* [YOUR INSTRUCTIONS]:
Count the lines below that contain the string "decorative", and give only the number.
═════ INPUT FOR THIS TASK ═════
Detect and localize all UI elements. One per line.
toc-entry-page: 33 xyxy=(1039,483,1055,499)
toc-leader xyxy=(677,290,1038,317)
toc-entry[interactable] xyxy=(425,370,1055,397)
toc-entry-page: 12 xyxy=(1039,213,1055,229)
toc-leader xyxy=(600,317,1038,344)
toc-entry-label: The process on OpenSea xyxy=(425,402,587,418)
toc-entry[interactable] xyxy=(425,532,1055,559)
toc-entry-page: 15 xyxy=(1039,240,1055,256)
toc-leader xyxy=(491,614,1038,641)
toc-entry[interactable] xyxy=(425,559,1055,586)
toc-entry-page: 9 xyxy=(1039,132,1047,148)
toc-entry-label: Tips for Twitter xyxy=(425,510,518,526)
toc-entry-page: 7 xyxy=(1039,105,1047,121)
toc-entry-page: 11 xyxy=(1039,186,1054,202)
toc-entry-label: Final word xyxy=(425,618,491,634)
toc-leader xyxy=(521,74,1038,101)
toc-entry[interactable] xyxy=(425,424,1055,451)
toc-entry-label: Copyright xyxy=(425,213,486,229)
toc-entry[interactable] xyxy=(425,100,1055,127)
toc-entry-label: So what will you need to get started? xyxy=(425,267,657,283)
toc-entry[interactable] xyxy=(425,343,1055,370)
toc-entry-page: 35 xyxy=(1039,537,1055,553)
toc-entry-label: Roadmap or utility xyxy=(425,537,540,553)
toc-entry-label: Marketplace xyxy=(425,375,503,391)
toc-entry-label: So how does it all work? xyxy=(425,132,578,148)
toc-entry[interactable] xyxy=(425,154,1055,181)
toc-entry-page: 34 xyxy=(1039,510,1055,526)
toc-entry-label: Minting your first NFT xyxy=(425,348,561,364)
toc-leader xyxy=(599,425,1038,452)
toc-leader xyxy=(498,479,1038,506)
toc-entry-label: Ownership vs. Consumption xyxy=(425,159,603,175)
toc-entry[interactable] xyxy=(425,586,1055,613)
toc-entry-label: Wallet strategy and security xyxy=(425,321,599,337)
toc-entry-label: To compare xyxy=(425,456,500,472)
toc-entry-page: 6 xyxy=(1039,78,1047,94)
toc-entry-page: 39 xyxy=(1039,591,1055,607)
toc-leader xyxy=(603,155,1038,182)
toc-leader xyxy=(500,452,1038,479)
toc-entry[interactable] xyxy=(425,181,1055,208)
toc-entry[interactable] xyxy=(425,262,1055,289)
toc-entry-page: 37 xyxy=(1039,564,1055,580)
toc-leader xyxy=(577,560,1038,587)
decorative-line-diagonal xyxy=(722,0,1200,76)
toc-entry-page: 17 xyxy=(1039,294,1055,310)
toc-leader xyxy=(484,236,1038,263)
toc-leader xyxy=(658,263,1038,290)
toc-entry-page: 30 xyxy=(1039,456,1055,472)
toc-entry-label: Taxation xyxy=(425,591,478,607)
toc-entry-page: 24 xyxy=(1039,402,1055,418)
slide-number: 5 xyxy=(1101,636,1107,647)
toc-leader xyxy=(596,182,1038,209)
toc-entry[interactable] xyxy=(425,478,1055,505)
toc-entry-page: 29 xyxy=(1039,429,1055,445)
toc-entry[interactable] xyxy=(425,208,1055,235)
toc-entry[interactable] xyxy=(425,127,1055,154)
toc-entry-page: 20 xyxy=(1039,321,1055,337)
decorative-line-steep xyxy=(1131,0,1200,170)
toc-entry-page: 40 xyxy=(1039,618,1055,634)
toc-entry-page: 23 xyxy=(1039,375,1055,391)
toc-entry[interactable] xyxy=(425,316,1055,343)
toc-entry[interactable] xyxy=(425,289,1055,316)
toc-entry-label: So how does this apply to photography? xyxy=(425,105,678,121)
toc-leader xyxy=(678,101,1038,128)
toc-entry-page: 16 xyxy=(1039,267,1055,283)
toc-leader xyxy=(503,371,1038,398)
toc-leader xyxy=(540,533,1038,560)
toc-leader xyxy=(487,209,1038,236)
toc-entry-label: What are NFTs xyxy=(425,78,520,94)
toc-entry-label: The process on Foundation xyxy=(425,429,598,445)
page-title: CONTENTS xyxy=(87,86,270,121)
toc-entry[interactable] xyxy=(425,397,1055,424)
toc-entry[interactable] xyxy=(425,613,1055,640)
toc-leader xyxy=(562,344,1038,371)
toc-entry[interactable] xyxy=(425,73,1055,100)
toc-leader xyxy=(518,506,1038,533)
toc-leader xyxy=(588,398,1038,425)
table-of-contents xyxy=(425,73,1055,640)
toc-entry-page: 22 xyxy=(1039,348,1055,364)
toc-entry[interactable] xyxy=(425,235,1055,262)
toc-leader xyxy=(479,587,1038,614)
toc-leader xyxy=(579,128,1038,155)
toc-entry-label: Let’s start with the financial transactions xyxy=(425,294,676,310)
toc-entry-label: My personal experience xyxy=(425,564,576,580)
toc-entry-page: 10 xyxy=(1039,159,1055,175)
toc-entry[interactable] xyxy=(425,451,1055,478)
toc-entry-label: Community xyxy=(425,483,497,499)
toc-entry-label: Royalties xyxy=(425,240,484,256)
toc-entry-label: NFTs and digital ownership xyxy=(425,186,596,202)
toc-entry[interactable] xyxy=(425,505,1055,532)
═════
* [OUTPUT FOR THIS TASK]:
2